* Begin Data excerpts *

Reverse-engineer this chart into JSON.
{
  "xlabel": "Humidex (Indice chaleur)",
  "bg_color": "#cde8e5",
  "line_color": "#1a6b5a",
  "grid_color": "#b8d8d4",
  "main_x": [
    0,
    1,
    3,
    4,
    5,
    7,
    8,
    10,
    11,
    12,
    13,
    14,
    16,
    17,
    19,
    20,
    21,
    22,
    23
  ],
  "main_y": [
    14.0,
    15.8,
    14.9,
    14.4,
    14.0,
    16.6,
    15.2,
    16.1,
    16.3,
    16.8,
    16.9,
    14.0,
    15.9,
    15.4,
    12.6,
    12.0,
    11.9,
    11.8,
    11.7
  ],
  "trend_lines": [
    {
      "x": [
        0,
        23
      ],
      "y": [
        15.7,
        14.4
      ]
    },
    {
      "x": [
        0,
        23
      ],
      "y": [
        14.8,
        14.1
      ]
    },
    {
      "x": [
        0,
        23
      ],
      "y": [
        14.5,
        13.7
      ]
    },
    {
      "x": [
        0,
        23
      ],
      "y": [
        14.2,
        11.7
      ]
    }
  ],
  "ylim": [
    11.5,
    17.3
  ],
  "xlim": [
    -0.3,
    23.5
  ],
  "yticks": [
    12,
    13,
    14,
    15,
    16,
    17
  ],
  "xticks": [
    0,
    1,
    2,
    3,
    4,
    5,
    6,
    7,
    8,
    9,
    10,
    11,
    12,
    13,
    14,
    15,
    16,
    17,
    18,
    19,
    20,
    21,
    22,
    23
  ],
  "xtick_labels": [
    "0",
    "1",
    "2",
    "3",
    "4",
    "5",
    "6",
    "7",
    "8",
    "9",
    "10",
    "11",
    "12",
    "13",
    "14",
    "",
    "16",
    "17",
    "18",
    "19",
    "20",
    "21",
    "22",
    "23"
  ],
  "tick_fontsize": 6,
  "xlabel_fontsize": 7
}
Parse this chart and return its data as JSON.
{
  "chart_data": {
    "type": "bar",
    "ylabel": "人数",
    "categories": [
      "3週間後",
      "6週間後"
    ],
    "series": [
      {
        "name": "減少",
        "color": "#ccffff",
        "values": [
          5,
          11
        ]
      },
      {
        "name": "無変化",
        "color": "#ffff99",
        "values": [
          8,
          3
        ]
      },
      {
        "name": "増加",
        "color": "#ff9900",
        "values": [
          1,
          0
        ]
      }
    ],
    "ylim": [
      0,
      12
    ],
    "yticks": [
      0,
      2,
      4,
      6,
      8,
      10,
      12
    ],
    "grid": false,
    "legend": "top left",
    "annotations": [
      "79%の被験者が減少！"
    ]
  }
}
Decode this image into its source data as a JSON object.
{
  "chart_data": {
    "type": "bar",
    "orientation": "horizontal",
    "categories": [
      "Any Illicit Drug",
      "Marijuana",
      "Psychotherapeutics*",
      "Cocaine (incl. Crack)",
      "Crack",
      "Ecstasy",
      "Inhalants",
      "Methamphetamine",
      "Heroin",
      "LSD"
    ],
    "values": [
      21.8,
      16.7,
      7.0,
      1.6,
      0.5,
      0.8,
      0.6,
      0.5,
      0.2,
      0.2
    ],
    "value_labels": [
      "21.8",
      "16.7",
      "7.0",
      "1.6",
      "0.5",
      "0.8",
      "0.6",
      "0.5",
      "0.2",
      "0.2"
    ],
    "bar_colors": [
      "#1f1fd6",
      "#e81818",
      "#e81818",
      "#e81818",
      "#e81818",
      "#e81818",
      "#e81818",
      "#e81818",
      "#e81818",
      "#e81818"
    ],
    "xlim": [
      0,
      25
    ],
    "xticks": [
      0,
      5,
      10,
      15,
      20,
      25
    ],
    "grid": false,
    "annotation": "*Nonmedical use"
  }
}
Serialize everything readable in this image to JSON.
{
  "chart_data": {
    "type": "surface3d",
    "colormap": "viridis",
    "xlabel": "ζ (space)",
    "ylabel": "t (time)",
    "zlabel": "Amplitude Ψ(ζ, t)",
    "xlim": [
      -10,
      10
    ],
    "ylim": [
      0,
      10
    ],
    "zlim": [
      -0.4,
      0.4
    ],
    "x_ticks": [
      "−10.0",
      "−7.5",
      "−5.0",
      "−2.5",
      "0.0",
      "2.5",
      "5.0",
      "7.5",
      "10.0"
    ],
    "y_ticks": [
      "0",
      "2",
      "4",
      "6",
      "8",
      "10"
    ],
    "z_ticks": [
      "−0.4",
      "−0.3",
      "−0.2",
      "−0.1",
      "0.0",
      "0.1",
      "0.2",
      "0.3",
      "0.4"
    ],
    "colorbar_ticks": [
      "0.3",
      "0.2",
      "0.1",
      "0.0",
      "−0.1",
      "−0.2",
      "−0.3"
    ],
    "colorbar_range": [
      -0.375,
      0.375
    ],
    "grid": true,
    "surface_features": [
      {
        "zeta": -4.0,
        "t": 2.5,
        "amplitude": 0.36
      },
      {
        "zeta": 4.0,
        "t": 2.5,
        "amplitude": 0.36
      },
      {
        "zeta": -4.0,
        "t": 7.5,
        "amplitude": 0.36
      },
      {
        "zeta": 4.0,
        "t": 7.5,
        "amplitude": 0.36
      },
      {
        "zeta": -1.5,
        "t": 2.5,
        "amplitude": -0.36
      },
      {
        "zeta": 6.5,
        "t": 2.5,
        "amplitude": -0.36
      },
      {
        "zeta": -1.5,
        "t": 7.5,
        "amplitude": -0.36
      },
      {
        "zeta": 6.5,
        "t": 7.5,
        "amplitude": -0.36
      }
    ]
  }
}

* End Data excerpts *

**Set exercise**
Restate every record exactly, leaving nothing out.

**The response**
Reverse-engineer this chart into JSON.
{
  "xlabel": "Humidex (Indice chaleur)",
  "bg_color": "#cde8e5",
  "line_color": "#1a6b5a",
  "grid_color": "#b8d8d4",
  "main_x": [
    0,
    1,
    3,
    4,
    5,
    7,
    8,
    10,
    11,
    12,
    13,
    14,
    16,
    17,
    19,
    20,
    21,
    22,
    23
  ],
  "main_y": [
    14.0,
    15.8,
    14.9,
    14.4,
    14.0,
    16.6,
    15.2,
    16.1,
    16.3,
    16.8,
    16.9,
    14.0,
    15.9,
    15.4,
    12.6,
    12.0,
    11.9,
    11.8,
    11.7
  ],
  "trend_lines": [
    {
      "x": [
        0,
        23
      ],
      "y": [
        15.7,
        14.4
      ]
    },
    {
      "x": [
        0,
        23
      ],
      "y": [
        14.8,
        14.1
      ]
    },
    {
      "x": [
        0,
        23
      ],
      "y": [
        14.5,
        13.7
      ]
    },
    {
      "x": [
        0,
        23
      ],
      "y": [
        14.2,
        11.7
      ]
    }
  ],
  "ylim": [
    11.5,
    17.3
  ],
  "xlim": [
    -0.3,
    23.5
  ],
  "yticks": [
    12,
    13,
    14,
    15,
    16,
    17
  ],
  "xticks": [
    0,
    1,
    2,
    3,
    4,
    5,
    6,
    7,
    8,
    9,
    10,
    11,
    12,
    13,
    14,
    15,
    16,
    17,
    18,
    19,
    20,
    21,
    22,
    23
  ],
  "xtick_labels": [
    "0",
    "1",
    "2",
    "3",
    "4",
    "5",
    "6",
    "7",
    "8",
    "9",
    "10",
    "11",
    "12",
    "13",
    "14",
    "",
    "16",
    "17",
    "18",
    "19",
    "20",
    "21",
    "22",
    "23"
  ],
  "tick_fontsize": 6,
  "xlabel_fontsize": 7
}
Parse this chart and return its data as JSON.
{
  "chart_data": {
    "type": "bar",
    "ylabel": "人数",
    "categories": [
      "3週間後",
      "6週間後"
    ],
    "series": [
      {
        "name": "減少",
        "color": "#ccffff",
        "values": [
          5,
          11
        ]
      },
      {
        "name": "無変化",
        "color": "#ffff99",
        "values": [
          8,
          3
        ]
      },
      {
        "name": "増加",
        "color": "#ff9900",
        "values": [
          1,
          0
        ]
      }
    ],
    "ylim": [
      0,
      12
    ],
    "yticks": [
      0,
      2,
      4,
      6,
      8,
      10,
      12
    ],
    "grid": false,
    "legend": "top left",
    "annotations": [
      "79%の被験者が減少！"
    ]
  }
}
Decode this image into its source data as a JSON object.
{
  "chart_data": {
    "type": "bar",
    "orientation": "horizontal",
    "categories": [
      "Any Illicit Drug",
      "Marijuana",
      "Psychotherapeutics*",
      "Cocaine (incl. Crack)",
      "Crack",
      "Ecstasy",
      "Inhalants",
      "Methamphetamine",
      "Heroin",
      "LSD"
    ],
    "values": [
      21.8,
      16.7,
      7.0,
      1.6,
      0.5,
      0.8,
      0.6,
      0.5,
      0.2,
      0.2
    ],
    "value_labels": [
      "21.8",
      "16.7",
      "7.0",
      "1.6",
      "0.5",
      "0.8",
      "0.6",
      "0.5",
      "0.2",
      "0.2"
    ],
    "bar_colors": [
      "#1f1fd6",
      "#e81818",
      "#e81818",
      "#e81818",
      "#e81818",
      "#e81818",
      "#e81818",
      "#e81818",
      "#e81818",
      "#e81818"
    ],
    "xlim": [
      0,
      25
    ],
    "xticks": [
      0,
      5,
      10,
      15,
      20,
      25
    ],
    "grid": false,
    "annotation": "*Nonmedical use"
  }
}
Serialize everything readable in this image to JSON.
{
  "chart_data": {
    "type": "surface3d",
    "colormap": "viridis",
    "xlabel": "ζ (space)",
    "ylabel": "t (time)",
    "zlabel": "Amplitude Ψ(ζ, t)",
    "xlim": [
      -10,
      10
    ],
    "ylim": [
      0,
      10
    ],
    "zlim": [
      -0.4,
      0.4
    ],
    "x_ticks": [
      "−10.0",
      "−7.5",
      "−5.0",
      "−2.5",
      "0.0",
      "2.5",
      "5.0",
      "7.5",
      "10.0"
    ],
    "y_ticks": [
      "0",
      "2",
      "4",
      "6",
      "8",
      "10"
    ],
    "z_ticks": [
      "−0.4",
      "−0.3",
      "−0.2",
      "−0.1",
      "0.0",
      "0.1",
      "0.2",
      "0.3",
      "0.4"
    ],
    "colorbar_ticks": [
      "0.3",
      "0.2",
      "0.1",
      "0.0",
      "−0.1",
      "−0.2",
      "−0.3"
    ],
    "colorbar_range": [
      -0.375,
      0.375
    ],
    "grid": true,
    "surface_features": [
      {
        "zeta": -4.0,
        "t": 2.5,
        "amplitude": 0.36
      },
      {
        "zeta": 4.0,
        "t": 2.5,
        "amplitude": 0.36
      },
      {
        "zeta": -4.0,
        "t": 7.5,
        "amplitude": 0.36
      },
      {
        "zeta": 4.0,
        "t": 7.5,
        "amplitude": 0.36
      },
      {
        "zeta": -1.5,
        "t": 2.5,
        "amplitude": -0.36
      },
      {
        "zeta": 6.5,
        "t": 2.5,
        "amplitude": -0.36
      },
      {
        "zeta": -1.5,
        "t": 7.5,
        "amplitude": -0.36
      },
      {
        "zeta": 6.5,
        "t": 7.5,
        "amplitude": -0.36
      }
    ]
  }
}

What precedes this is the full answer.